[[ Data section open ]]
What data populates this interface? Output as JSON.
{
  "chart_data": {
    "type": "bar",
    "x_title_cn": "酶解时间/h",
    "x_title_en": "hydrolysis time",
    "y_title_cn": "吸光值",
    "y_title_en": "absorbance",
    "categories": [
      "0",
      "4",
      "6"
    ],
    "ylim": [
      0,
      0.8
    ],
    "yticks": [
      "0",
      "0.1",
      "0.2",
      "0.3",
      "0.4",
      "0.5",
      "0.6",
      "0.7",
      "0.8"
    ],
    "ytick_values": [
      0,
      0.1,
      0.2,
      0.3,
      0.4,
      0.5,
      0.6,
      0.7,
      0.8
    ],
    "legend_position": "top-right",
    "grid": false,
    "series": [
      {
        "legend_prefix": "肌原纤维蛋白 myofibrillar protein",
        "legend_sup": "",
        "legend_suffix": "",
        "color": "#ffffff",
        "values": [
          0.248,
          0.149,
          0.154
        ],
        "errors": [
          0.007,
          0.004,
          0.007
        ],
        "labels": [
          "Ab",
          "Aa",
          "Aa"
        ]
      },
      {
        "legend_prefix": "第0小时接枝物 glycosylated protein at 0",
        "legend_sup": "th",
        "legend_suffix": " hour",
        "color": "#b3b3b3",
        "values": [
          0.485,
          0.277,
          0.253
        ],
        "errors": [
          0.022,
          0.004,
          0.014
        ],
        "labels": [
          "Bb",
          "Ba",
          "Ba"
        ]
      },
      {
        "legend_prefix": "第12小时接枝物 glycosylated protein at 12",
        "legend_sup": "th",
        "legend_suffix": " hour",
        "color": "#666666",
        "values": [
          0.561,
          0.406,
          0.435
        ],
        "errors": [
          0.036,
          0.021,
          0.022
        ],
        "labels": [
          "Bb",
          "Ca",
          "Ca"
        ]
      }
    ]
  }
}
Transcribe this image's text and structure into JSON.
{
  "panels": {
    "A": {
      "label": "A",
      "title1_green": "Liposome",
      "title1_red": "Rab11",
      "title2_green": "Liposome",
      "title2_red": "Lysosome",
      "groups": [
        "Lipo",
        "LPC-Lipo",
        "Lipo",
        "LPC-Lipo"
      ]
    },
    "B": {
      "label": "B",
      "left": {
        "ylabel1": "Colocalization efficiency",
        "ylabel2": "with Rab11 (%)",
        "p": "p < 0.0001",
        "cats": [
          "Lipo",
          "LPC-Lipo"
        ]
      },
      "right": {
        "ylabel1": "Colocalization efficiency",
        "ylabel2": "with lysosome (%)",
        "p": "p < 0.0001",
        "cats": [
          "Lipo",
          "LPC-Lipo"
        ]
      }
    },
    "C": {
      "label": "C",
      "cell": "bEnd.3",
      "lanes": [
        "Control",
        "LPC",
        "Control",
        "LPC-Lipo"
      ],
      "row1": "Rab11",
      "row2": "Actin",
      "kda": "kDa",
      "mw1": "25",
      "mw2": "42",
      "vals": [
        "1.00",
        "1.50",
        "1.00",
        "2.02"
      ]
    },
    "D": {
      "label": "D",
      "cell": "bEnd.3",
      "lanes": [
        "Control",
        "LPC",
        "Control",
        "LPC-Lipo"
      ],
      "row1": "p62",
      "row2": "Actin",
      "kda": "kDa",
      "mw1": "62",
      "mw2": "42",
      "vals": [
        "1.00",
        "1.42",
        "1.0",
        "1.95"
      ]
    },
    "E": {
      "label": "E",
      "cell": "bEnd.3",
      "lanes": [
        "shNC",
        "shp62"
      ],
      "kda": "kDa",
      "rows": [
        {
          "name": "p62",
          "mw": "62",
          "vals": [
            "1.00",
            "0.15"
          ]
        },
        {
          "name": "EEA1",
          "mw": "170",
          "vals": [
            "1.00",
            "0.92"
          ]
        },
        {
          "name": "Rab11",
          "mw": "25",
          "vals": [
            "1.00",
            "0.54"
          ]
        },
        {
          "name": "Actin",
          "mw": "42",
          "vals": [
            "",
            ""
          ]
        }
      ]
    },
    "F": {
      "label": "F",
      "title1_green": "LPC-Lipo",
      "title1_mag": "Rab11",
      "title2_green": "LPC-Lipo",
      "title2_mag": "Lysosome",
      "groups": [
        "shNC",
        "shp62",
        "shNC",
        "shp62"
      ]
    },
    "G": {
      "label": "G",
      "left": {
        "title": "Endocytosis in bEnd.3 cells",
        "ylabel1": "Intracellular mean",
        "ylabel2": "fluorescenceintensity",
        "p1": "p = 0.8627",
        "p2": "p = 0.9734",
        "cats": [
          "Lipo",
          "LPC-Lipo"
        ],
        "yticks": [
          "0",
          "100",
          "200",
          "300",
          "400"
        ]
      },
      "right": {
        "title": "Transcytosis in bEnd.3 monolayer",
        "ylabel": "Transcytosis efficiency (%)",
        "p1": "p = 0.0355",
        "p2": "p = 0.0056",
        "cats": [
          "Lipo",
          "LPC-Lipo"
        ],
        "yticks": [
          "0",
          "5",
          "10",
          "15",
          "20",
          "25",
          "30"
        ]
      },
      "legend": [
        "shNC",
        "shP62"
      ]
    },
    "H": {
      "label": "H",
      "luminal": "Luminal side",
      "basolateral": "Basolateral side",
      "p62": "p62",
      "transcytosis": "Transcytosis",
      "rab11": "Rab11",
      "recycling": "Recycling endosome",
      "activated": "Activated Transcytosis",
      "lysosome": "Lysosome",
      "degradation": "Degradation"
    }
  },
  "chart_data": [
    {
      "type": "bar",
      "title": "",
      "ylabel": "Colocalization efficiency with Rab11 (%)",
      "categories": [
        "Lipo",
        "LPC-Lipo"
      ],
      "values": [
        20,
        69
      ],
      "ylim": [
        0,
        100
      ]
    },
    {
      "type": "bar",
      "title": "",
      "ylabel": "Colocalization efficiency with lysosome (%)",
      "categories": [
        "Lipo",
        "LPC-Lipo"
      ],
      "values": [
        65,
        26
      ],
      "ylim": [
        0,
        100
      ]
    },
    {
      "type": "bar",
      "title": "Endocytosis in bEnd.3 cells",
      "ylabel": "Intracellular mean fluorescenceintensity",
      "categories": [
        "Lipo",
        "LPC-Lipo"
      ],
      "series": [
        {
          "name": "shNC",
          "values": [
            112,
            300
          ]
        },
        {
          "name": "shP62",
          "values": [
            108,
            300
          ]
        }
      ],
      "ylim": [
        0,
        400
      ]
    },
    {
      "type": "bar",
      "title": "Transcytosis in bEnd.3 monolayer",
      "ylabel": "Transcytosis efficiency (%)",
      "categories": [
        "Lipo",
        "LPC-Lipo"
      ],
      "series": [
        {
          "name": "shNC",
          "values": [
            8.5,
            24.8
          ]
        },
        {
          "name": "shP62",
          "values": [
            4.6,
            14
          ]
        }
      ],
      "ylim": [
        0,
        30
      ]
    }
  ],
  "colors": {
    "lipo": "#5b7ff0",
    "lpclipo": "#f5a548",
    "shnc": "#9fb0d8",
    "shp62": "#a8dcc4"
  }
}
[[ Data section closed ]]
Work request: Repeat the data. Leave nothing out and change nothing.

Output for this task:
What data populates this interface? Output as JSON.
{
  "chart_data": {
    "type": "bar",
    "x_title_cn": "酶解时间/h",
    "x_title_en": "hydrolysis time",
    "y_title_cn": "吸光值",
    "y_title_en": "absorbance",
    "categories": [
      "0",
      "4",
      "6"
    ],
    "ylim": [
      0,
      0.8
    ],
    "yticks": [
      "0",
      "0.1",
      "0.2",
      "0.3",
      "0.4",
      "0.5",
      "0.6",
      "0.7",
      "0.8"
    ],
    "ytick_values": [
      0,
      0.1,
      0.2,
      0.3,
      0.4,
      0.5,
      0.6,
      0.7,
      0.8
    ],
    "legend_position": "top-right",
    "grid": false,
    "series": [
      {
        "legend_prefix": "肌原纤维蛋白 myofibrillar protein",
        "legend_sup": "",
        "legend_suffix": "",
        "color": "#ffffff",
        "values": [
          0.248,
          0.149,
          0.154
        ],
        "errors": [
          0.007,
          0.004,
          0.007
        ],
        "labels": [
          "Ab",
          "Aa",
          "Aa"
        ]
      },
      {
        "legend_prefix": "第0小时接枝物 glycosylated protein at 0",
        "legend_sup": "th",
        "legend_suffix": " hour",
        "color": "#b3b3b3",
        "values": [
          0.485,
          0.277,
          0.253
        ],
        "errors": [
          0.022,
          0.004,
          0.014
        ],
        "labels": [
          "Bb",
          "Ba",
          "Ba"
        ]
      },
      {
        "legend_prefix": "第12小时接枝物 glycosylated protein at 12",
        "legend_sup": "th",
        "legend_suffix": " hour",
        "color": "#666666",
        "values": [
          0.561,
          0.406,
          0.435
        ],
        "errors": [
          0.036,
          0.021,
          0.022
        ],
        "labels": [
          "Bb",
          "Ca",
          "Ca"
        ]
      }
    ]
  }
}
Transcribe this image's text and structure into JSON.
{
  "panels": {
    "A": {
      "label": "A",
      "title1_green": "Liposome",
      "title1_red": "Rab11",
      "title2_green": "Liposome",
      "title2_red": "Lysosome",
      "groups": [
        "Lipo",
        "LPC-Lipo",
        "Lipo",
        "LPC-Lipo"
      ]
    },
    "B": {
      "label": "B",
      "left": {
        "ylabel1": "Colocalization efficiency",
        "ylabel2": "with Rab11 (%)",
        "p": "p < 0.0001",
        "cats": [
          "Lipo",
          "LPC-Lipo"
        ]
      },
      "right": {
        "ylabel1": "Colocalization efficiency",
        "ylabel2": "with lysosome (%)",
        "p": "p < 0.0001",
        "cats": [
          "Lipo",
          "LPC-Lipo"
        ]
      }
    },
    "C": {
      "label": "C",
      "cell": "bEnd.3",
      "lanes": [
        "Control",
        "LPC",
        "Control",
        "LPC-Lipo"
      ],
      "row1": "Rab11",
      "row2": "Actin",
      "kda": "kDa",
      "mw1": "25",
      "mw2": "42",
      "vals": [
        "1.00",
        "1.50",
        "1.00",
        "2.02"
      ]
    },
    "D": {
      "label": "D",
      "cell": "bEnd.3",
      "lanes": [
        "Control",
        "LPC",
        "Control",
        "LPC-Lipo"
      ],
      "row1": "p62",
      "row2": "Actin",
      "kda": "kDa",
      "mw1": "62",
      "mw2": "42",
      "vals": [
        "1.00",
        "1.42",
        "1.0",
        "1.95"
      ]
    },
    "E": {
      "label": "E",
      "cell": "bEnd.3",
      "lanes": [
        "shNC",
        "shp62"
      ],
      "kda": "kDa",
      "rows": [
        {
          "name": "p62",
          "mw": "62",
          "vals": [
            "1.00",
            "0.15"
          ]
        },
        {
          "name": "EEA1",
          "mw": "170",
          "vals": [
            "1.00",
            "0.92"
          ]
        },
        {
          "name": "Rab11",
          "mw": "25",
          "vals": [
            "1.00",
            "0.54"
          ]
        },
        {
          "name": "Actin",
          "mw": "42",
          "vals": [
            "",
            ""
          ]
        }
      ]
    },
    "F": {
      "label": "F",
      "title1_green": "LPC-Lipo",
      "title1_mag": "Rab11",
      "title2_green": "LPC-Lipo",
      "title2_mag": "Lysosome",
      "groups": [
        "shNC",
        "shp62",
        "shNC",
        "shp62"
      ]
    },
    "G": {
      "label": "G",
      "left": {
        "title": "Endocytosis in bEnd.3 cells",
        "ylabel1": "Intracellular mean",
        "ylabel2": "fluorescenceintensity",
        "p1": "p = 0.8627",
        "p2": "p = 0.9734",
        "cats": [
          "Lipo",
          "LPC-Lipo"
        ],
        "yticks": [
          "0",
          "100",
          "200",
          "300",
          "400"
        ]
      },
      "right": {
        "title": "Transcytosis in bEnd.3 monolayer",
        "ylabel": "Transcytosis efficiency (%)",
        "p1": "p = 0.0355",
        "p2": "p = 0.0056",
        "cats": [
          "Lipo",
          "LPC-Lipo"
        ],
        "yticks": [
          "0",
          "5",
          "10",
          "15",
          "20",
          "25",
          "30"
        ]
      },
      "legend": [
        "shNC",
        "shP62"
      ]
    },
    "H": {
      "label": "H",
      "luminal": "Luminal side",
      "basolateral": "Basolateral side",
      "p62": "p62",
      "transcytosis": "Transcytosis",
      "rab11": "Rab11",
      "recycling": "Recycling endosome",
      "activated": "Activated Transcytosis",
      "lysosome": "Lysosome",
      "degradation": "Degradation"
    }
  },
  "chart_data": [
    {
      "type": "bar",
      "title": "",
      "ylabel": "Colocalization efficiency with Rab11 (%)",
      "categories": [
        "Lipo",
        "LPC-Lipo"
      ],
      "values": [
        20,
        69
      ],
      "ylim": [
        0,
        100
      ]
    },
    {
      "type": "bar",
      "title": "",
      "ylabel": "Colocalization efficiency with lysosome (%)",
      "categories": [
        "Lipo",
        "LPC-Lipo"
      ],
      "values": [
        65,
        26
      ],
      "ylim": [
        0,
        100
      ]
    },
    {
      "type": "bar",
      "title": "Endocytosis in bEnd.3 cells",
      "ylabel": "Intracellular mean fluorescenceintensity",
      "categories": [
        "Lipo",
        "LPC-Lipo"
      ],
      "series": [
        {
          "name": "shNC",
          "values": [
            112,
            300
          ]
        },
        {
          "name": "shP62",
          "values": [
            108,
            300
          ]
        }
      ],
      "ylim": [
        0,
        400
      ]
    },
    {
      "type": "bar",
      "title": "Transcytosis in bEnd.3 monolayer",
      "ylabel": "Transcytosis efficiency (%)",
      "categories": [
        "Lipo",
        "LPC-Lipo"
      ],
      "series": [
        {
          "name": "shNC",
          "values": [
            8.5,
            24.8
          ]
        },
        {
          "name": "shP62",
          "values": [
            4.6,
            14
          ]
        }
      ],
      "ylim": [
        0,
        30
      ]
    }
  ],
  "colors": {
    "lipo": "#5b7ff0",
    "lpclipo": "#f5a548",
    "shnc": "#9fb0d8",
    "shp62": "#a8dcc4"
  }
}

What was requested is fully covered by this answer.